■ **Stored entries**
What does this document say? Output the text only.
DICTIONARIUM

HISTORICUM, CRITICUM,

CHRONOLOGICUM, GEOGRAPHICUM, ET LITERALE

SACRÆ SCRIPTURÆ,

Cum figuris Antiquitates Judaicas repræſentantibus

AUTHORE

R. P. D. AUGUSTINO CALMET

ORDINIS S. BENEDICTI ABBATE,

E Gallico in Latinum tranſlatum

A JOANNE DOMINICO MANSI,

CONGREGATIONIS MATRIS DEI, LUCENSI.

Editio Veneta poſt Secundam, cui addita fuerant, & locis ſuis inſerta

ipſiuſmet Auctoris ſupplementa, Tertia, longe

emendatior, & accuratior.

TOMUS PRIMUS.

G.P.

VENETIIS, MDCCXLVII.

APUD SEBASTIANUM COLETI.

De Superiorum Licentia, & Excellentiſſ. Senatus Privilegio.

■ **Stated problem**
Make a verbatim copy of every entry shown above.

■ **Answer to this exercise**
What does this document say? Output the text only.
DICTIONARIUM

HISTORICUM, CRITICUM,

CHRONOLOGICUM, GEOGRAPHICUM, ET LITERALE

SACRÆ SCRIPTURÆ,

Cum figuris Antiquitates Judaicas repræſentantibus

AUTHORE

R. P. D. AUGUSTINO CALMET

ORDINIS S. BENEDICTI ABBATE,

E Gallico in Latinum tranſlatum

A JOANNE DOMINICO MANSI,

CONGREGATIONIS MATRIS DEI, LUCENSI.

Editio Veneta poſt Secundam, cui addita fuerant, & locis ſuis inſerta

ipſiuſmet Auctoris ſupplementa, Tertia, longe

emendatior, & accuratior.

TOMUS PRIMUS.

G.P.

VENETIIS, MDCCXLVII.

APUD SEBASTIANUM COLETI.

De Superiorum Licentia, & Excellentiſſ. Senatus Privilegio.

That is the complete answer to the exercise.